» Task statement
In the passage below on an agent that repairs failing Playwright tests, list every kind of issue the proposed system prompt rule permits the agent to fix.

══ Document passage

Add a rule to the system prompt: "Never change an assertion to match a broken application behaviour. Only fix test selectors, wait conditions, and test data issues. If an assertion mismatch suggests a potential regression, classify as 'assertion failure' and generate an RCA instead." Enforce this with an output validator that flags assertion changes for human review.
Can the agent replay a failed Playwright test to gather more evidence?
Yes — using the Playwright MCP server, the agent can navigate to the URL, interact with the page, and capture screenshots and network logs in a sandboxed environment. This is more expensive (requires a browser environment) but provides much richer evidence, especially for timing-sensitive failures.

════
══ Raw data

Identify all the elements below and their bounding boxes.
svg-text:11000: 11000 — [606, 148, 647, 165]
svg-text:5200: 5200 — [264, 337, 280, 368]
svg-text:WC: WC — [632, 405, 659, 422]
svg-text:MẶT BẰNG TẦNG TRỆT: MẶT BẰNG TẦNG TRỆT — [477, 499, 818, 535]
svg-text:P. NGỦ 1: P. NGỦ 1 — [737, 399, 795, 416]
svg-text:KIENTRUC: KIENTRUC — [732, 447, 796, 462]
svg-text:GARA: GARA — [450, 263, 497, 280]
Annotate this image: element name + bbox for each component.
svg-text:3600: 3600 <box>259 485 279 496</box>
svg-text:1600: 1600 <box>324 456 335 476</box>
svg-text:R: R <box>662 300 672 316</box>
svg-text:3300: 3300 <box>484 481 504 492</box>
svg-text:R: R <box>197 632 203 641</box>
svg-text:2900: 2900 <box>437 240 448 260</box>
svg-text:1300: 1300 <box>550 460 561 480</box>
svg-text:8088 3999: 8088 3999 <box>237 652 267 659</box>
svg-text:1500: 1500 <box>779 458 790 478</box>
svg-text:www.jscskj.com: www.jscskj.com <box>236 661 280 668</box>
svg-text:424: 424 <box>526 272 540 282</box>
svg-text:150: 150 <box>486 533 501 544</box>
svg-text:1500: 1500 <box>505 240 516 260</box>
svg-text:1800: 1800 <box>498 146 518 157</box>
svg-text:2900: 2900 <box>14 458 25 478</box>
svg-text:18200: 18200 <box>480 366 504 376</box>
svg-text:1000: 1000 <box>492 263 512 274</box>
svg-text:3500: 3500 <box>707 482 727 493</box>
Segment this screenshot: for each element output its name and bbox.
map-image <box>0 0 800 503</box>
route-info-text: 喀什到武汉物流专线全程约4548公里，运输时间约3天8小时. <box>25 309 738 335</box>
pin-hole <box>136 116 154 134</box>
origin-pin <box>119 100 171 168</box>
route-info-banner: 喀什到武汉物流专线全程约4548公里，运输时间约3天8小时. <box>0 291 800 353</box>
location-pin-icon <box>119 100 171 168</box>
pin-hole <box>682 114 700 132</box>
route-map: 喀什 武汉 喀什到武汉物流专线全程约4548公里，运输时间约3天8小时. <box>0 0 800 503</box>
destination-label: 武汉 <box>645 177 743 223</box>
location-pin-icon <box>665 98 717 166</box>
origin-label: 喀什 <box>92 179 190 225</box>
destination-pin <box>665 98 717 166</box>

════

» Answer to the problem
- test selectors
- wait conditions
- test data issues